◆ Request: Take every line that has the string "Total" and copy it out.
— BEGIN —
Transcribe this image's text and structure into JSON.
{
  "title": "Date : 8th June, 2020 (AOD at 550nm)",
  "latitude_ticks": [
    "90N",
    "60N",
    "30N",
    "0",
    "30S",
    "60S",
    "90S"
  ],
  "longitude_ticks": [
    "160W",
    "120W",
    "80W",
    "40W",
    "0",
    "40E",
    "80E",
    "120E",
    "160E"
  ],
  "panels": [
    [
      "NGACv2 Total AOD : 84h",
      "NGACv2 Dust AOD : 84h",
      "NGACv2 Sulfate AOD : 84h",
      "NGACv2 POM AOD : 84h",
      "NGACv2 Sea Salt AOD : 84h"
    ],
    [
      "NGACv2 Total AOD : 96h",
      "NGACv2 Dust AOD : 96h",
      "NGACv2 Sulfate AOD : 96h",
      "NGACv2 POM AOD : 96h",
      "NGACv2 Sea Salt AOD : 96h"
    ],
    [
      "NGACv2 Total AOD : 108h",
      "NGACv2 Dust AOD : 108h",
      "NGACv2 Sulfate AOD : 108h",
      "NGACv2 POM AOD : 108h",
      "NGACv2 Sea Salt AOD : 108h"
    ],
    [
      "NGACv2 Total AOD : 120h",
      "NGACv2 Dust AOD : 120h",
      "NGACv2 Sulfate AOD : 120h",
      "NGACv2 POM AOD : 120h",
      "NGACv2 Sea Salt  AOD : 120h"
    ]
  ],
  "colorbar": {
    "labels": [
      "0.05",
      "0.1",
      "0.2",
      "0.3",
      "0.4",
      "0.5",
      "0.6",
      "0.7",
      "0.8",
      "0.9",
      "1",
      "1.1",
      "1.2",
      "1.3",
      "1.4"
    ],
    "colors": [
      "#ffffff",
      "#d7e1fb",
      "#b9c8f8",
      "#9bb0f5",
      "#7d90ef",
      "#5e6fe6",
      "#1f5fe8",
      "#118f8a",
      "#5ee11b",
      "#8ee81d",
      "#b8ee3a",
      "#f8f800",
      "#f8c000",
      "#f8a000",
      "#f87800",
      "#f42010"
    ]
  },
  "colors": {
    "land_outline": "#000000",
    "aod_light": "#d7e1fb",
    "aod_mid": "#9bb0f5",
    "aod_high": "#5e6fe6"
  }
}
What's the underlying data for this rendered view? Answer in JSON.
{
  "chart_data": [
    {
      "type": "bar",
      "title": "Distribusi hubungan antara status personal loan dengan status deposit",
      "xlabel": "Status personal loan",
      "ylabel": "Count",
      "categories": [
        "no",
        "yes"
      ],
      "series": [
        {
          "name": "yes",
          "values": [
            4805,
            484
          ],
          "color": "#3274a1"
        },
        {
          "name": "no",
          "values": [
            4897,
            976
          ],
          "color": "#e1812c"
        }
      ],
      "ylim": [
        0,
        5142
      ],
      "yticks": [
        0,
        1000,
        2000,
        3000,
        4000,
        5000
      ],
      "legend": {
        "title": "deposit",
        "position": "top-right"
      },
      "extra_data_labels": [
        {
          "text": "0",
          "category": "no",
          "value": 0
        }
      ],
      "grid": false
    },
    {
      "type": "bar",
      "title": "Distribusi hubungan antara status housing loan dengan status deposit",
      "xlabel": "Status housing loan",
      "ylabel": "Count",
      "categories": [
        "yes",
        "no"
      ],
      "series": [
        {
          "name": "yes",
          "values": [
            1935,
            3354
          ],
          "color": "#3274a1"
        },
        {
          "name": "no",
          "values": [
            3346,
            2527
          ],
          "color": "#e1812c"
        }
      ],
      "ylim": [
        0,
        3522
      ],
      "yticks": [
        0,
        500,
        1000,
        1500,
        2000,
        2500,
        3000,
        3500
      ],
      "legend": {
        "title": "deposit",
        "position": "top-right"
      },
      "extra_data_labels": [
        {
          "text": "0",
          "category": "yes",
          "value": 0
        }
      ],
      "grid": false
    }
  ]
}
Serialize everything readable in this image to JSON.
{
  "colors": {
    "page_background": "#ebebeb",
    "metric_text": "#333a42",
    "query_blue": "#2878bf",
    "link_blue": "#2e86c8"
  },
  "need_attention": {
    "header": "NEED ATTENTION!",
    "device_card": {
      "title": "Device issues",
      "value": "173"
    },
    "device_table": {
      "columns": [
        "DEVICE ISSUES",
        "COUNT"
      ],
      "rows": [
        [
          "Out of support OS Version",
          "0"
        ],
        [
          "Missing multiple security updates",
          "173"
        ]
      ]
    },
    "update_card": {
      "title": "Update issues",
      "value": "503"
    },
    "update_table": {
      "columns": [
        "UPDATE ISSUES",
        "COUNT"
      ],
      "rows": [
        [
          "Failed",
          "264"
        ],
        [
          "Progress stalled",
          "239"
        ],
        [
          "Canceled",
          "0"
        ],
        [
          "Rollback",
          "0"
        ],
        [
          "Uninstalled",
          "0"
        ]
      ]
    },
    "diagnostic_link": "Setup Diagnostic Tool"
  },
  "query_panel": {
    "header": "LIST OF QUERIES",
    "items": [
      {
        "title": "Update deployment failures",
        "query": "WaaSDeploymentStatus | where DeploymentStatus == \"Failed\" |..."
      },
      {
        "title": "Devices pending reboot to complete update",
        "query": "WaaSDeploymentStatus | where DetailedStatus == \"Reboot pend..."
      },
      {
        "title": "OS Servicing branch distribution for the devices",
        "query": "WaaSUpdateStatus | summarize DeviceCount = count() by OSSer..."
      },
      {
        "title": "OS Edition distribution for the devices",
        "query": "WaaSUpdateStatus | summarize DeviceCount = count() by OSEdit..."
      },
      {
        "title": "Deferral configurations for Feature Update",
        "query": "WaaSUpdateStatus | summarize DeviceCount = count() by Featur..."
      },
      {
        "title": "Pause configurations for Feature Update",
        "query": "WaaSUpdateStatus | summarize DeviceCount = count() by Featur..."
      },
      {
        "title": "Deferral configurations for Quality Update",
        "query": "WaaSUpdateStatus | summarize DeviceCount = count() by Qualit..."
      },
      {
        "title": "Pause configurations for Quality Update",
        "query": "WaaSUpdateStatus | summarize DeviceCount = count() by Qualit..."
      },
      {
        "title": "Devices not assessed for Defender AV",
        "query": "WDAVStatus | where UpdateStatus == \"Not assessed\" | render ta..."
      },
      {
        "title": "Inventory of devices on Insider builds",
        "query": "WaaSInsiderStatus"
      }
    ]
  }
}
— END —
◆ Solved exercise:
      "NGACv2 Total AOD : 84h",
      "NGACv2 Total AOD : 96h",
      "NGACv2 Total AOD : 108h",
      "NGACv2 Total AOD : 120h",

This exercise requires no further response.